Data for this exercise |
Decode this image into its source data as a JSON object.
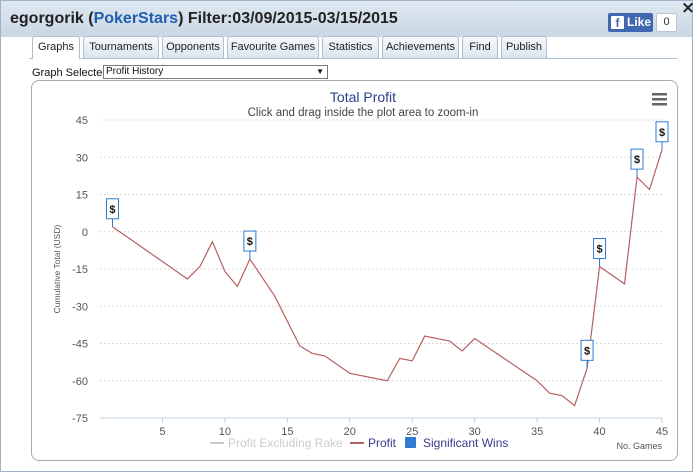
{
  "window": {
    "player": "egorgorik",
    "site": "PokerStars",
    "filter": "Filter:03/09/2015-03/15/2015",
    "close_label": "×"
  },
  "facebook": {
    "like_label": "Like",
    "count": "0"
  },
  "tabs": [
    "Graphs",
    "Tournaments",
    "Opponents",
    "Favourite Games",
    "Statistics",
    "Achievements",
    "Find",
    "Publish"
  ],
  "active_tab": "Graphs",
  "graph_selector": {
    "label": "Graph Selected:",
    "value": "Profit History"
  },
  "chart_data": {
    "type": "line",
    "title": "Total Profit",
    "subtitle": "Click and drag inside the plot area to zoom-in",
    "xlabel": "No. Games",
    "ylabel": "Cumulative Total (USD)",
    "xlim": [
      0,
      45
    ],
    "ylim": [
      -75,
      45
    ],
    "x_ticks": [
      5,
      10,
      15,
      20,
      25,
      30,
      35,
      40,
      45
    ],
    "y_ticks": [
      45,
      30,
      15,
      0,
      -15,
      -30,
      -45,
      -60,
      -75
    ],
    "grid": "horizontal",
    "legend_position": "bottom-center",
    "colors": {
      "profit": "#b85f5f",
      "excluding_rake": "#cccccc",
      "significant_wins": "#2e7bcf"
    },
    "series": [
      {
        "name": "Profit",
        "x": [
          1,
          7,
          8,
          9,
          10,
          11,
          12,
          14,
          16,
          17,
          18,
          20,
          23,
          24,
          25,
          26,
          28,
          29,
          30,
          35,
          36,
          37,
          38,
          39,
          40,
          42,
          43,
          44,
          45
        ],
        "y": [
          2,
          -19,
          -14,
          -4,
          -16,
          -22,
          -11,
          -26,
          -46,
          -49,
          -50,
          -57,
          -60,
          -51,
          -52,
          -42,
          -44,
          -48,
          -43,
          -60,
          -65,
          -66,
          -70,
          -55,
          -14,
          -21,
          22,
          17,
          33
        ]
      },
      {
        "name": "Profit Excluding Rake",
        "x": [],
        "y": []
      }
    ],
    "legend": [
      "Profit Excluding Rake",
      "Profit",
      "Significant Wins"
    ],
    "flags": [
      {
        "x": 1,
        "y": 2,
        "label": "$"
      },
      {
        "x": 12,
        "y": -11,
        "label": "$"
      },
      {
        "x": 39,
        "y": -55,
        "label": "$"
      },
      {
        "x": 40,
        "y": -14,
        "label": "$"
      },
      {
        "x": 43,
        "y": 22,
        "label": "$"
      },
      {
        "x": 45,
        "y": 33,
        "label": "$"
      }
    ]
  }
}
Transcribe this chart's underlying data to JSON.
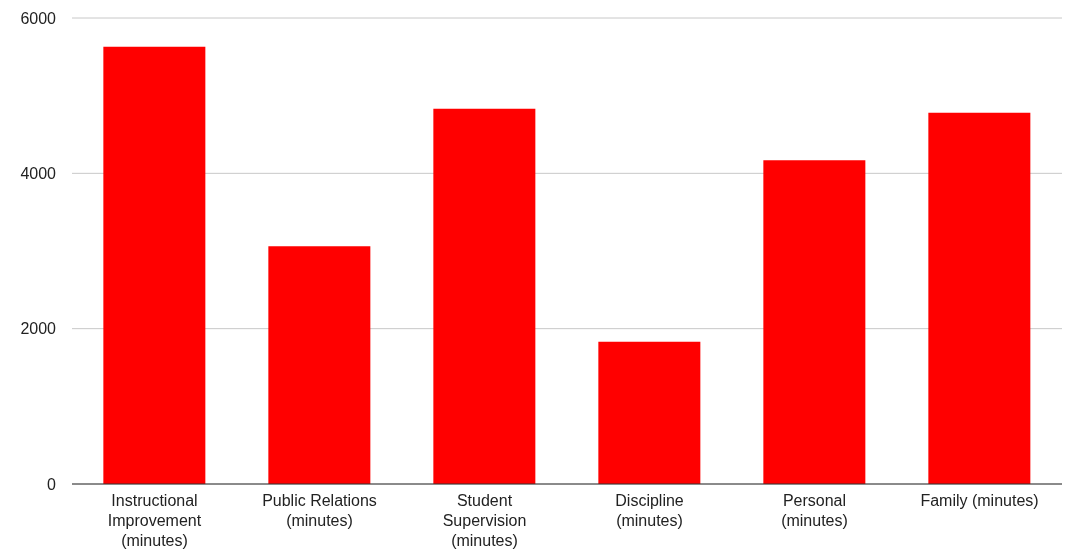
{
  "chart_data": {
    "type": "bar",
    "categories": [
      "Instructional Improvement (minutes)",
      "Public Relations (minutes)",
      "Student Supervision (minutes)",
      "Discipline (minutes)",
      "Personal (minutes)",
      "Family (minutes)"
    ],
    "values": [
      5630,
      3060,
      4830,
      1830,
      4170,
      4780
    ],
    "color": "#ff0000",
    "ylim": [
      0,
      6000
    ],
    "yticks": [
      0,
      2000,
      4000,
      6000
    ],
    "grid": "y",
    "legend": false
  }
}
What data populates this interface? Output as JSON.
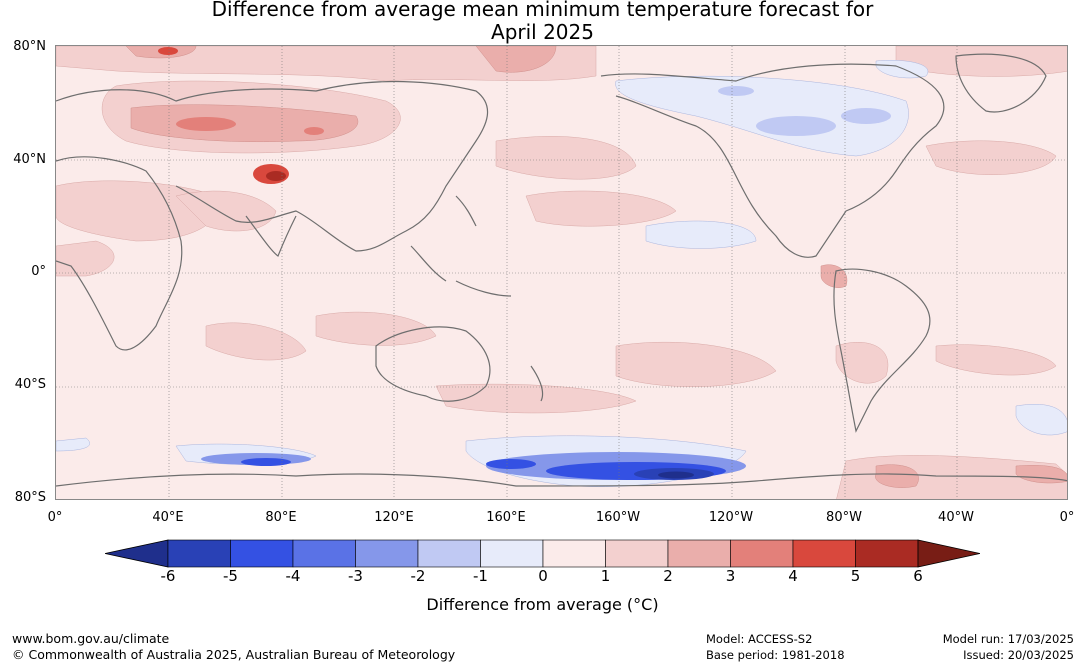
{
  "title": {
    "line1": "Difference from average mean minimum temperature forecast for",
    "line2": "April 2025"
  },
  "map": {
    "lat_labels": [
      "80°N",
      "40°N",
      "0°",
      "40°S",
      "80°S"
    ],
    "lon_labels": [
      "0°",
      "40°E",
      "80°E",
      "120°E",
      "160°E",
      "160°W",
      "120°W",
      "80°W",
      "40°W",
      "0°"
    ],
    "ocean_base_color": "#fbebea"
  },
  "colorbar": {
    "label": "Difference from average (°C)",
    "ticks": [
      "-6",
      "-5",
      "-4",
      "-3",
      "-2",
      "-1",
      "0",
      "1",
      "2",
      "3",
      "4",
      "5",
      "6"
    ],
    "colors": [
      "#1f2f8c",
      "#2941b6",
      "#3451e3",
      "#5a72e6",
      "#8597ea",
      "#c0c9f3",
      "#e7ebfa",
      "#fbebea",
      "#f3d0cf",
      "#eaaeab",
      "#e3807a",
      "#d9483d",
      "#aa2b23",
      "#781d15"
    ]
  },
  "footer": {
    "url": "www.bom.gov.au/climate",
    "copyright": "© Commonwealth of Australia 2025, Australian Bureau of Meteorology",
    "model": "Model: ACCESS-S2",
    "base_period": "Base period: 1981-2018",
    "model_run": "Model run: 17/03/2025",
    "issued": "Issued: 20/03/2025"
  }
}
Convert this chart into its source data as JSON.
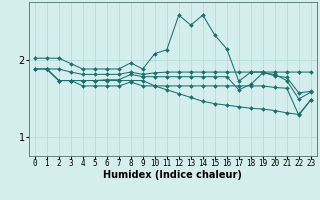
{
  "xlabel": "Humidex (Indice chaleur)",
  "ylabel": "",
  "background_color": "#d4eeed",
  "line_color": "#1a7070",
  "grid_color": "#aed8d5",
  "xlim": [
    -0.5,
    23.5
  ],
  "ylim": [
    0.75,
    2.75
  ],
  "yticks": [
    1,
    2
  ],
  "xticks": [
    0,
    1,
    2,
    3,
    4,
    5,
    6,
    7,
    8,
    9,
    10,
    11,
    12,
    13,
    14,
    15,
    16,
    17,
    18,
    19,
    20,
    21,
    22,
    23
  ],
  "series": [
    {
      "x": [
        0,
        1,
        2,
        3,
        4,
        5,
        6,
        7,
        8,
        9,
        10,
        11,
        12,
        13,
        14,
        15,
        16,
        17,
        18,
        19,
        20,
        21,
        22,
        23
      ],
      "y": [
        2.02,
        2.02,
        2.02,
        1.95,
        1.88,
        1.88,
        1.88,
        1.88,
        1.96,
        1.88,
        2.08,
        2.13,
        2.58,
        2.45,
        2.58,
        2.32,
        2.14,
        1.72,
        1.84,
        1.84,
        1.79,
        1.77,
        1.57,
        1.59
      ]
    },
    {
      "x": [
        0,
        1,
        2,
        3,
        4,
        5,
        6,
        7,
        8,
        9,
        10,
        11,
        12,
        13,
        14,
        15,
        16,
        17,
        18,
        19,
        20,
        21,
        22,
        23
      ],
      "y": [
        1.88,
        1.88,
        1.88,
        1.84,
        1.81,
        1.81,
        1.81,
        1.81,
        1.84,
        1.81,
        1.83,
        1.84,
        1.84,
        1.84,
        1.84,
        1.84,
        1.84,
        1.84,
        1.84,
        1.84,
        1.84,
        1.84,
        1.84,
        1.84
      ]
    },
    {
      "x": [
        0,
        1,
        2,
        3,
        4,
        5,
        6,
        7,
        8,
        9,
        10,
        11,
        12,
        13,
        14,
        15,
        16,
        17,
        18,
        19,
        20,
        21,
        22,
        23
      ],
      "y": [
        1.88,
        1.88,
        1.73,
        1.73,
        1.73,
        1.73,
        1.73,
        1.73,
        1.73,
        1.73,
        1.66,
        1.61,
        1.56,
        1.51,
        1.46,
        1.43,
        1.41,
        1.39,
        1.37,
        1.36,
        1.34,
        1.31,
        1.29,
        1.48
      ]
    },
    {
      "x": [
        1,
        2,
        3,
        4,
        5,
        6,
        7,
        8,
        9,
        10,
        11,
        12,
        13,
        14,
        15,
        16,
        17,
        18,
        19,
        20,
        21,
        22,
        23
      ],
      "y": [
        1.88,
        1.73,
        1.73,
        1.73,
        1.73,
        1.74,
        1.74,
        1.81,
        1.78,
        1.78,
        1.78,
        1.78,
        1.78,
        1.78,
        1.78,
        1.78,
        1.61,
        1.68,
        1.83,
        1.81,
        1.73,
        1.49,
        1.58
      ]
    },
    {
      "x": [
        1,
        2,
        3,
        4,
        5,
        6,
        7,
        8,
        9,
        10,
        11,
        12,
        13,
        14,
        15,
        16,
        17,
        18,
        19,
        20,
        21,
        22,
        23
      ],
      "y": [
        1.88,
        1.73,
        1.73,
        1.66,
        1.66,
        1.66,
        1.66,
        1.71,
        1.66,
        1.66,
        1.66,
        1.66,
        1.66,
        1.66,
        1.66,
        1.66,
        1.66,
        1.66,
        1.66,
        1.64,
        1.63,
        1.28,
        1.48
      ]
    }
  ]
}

Goal of the exercise | How many of the lines above hold "source"? Answer with only the number.

Written solution | 2